▶ _What you are asked to do_
What follows is a set of records; repeat all of them exactly.
━━━━━ Dataset entries ━━━━━
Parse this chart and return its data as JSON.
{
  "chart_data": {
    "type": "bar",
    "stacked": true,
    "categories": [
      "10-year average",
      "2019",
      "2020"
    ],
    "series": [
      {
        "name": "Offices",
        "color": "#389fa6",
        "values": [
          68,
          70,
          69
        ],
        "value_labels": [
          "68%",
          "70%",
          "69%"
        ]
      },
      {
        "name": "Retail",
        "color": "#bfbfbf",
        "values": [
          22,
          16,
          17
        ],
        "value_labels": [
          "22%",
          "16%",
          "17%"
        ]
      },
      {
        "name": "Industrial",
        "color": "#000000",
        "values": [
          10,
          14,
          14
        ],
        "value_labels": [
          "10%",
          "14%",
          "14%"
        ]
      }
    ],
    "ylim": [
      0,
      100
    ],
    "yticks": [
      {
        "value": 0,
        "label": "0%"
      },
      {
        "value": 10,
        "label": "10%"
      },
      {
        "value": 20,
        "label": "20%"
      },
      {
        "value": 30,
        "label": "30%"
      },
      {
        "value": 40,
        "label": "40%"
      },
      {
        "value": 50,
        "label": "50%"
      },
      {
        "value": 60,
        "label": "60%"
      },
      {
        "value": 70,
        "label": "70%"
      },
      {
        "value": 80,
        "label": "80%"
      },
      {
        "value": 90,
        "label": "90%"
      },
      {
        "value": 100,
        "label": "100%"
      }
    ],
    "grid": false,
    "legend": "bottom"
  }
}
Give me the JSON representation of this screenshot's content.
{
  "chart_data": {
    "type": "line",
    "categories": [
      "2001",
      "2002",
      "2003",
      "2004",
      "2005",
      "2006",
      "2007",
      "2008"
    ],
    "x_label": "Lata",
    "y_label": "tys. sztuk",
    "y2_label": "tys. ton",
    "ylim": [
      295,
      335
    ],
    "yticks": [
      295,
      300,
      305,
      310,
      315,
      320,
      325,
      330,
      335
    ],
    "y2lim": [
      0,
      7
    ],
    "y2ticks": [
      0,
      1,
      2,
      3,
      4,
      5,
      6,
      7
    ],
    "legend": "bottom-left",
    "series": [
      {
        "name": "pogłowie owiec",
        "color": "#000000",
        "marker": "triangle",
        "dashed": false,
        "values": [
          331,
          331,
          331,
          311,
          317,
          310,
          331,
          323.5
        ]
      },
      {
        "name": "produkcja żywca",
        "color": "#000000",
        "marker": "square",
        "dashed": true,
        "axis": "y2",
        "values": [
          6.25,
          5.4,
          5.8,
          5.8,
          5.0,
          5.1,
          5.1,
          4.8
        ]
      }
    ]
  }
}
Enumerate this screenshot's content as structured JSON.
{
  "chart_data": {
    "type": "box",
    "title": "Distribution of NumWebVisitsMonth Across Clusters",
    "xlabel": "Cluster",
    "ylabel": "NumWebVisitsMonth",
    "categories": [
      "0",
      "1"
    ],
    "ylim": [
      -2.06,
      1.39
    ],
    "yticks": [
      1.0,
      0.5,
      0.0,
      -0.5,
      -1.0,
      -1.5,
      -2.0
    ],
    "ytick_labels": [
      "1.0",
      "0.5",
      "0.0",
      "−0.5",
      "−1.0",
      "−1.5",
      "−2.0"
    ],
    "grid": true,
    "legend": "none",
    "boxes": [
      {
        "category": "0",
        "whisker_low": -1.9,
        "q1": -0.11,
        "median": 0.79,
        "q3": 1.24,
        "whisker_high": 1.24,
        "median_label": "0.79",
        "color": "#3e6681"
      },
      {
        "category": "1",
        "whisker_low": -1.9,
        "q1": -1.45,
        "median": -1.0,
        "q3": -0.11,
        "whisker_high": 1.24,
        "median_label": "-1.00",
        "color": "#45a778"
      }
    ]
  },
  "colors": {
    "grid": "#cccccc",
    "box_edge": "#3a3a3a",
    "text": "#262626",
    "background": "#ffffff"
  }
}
━━━━━
▶ _Solution to the problem_
Parse this chart and return its data as JSON.
{
  "chart_data": {
    "type": "bar",
    "stacked": true,
    "categories": [
      "10-year average",
      "2019",
      "2020"
    ],
    "series": [
      {
        "name": "Offices",
        "color": "#389fa6",
        "values": [
          68,
          70,
          69
        ],
        "value_labels": [
          "68%",
          "70%",
          "69%"
        ]
      },
      {
        "name": "Retail",
        "color": "#bfbfbf",
        "values": [
          22,
          16,
          17
        ],
        "value_labels": [
          "22%",
          "16%",
          "17%"
        ]
      },
      {
        "name": "Industrial",
        "color": "#000000",
        "values": [
          10,
          14,
          14
        ],
        "value_labels": [
          "10%",
          "14%",
          "14%"
        ]
      }
    ],
    "ylim": [
      0,
      100
    ],
    "yticks": [
      {
        "value": 0,
        "label": "0%"
      },
      {
        "value": 10,
        "label": "10%"
      },
      {
        "value": 20,
        "label": "20%"
      },
      {
        "value": 30,
        "label": "30%"
      },
      {
        "value": 40,
        "label": "40%"
      },
      {
        "value": 50,
        "label": "50%"
      },
      {
        "value": 60,
        "label": "60%"
      },
      {
        "value": 70,
        "label": "70%"
      },
      {
        "value": 80,
        "label": "80%"
      },
      {
        "value": 90,
        "label": "90%"
      },
      {
        "value": 100,
        "label": "100%"
      }
    ],
    "grid": false,
    "legend": "bottom"
  }
}
Give me the JSON representation of this screenshot's content.
{
  "chart_data": {
    "type": "line",
    "categories": [
      "2001",
      "2002",
      "2003",
      "2004",
      "2005",
      "2006",
      "2007",
      "2008"
    ],
    "x_label": "Lata",
    "y_label": "tys. sztuk",
    "y2_label": "tys. ton",
    "ylim": [
      295,
      335
    ],
    "yticks": [
      295,
      300,
      305,
      310,
      315,
      320,
      325,
      330,
      335
    ],
    "y2lim": [
      0,
      7
    ],
    "y2ticks": [
      0,
      1,
      2,
      3,
      4,
      5,
      6,
      7
    ],
    "legend": "bottom-left",
    "series": [
      {
        "name": "pogłowie owiec",
        "color": "#000000",
        "marker": "triangle",
        "dashed": false,
        "values": [
          331,
          331,
          331,
          311,
          317,
          310,
          331,
          323.5
        ]
      },
      {
        "name": "produkcja żywca",
        "color": "#000000",
        "marker": "square",
        "dashed": true,
        "axis": "y2",
        "values": [
          6.25,
          5.4,
          5.8,
          5.8,
          5.0,
          5.1,
          5.1,
          4.8
        ]
      }
    ]
  }
}
Enumerate this screenshot's content as structured JSON.
{
  "chart_data": {
    "type": "box",
    "title": "Distribution of NumWebVisitsMonth Across Clusters",
    "xlabel": "Cluster",
    "ylabel": "NumWebVisitsMonth",
    "categories": [
      "0",
      "1"
    ],
    "ylim": [
      -2.06,
      1.39
    ],
    "yticks": [
      1.0,
      0.5,
      0.0,
      -0.5,
      -1.0,
      -1.5,
      -2.0
    ],
    "ytick_labels": [
      "1.0",
      "0.5",
      "0.0",
      "−0.5",
      "−1.0",
      "−1.5",
      "−2.0"
    ],
    "grid": true,
    "legend": "none",
    "boxes": [
      {
        "category": "0",
        "whisker_low": -1.9,
        "q1": -0.11,
        "median": 0.79,
        "q3": 1.24,
        "whisker_high": 1.24,
        "median_label": "0.79",
        "color": "#3e6681"
      },
      {
        "category": "1",
        "whisker_low": -1.9,
        "q1": -1.45,
        "median": -1.0,
        "q3": -0.11,
        "whisker_high": 1.24,
        "median_label": "-1.00",
        "color": "#45a778"
      }
    ]
  },
  "colors": {
    "grid": "#cccccc",
    "box_edge": "#3a3a3a",
    "text": "#262626",
    "background": "#ffffff"
  }
}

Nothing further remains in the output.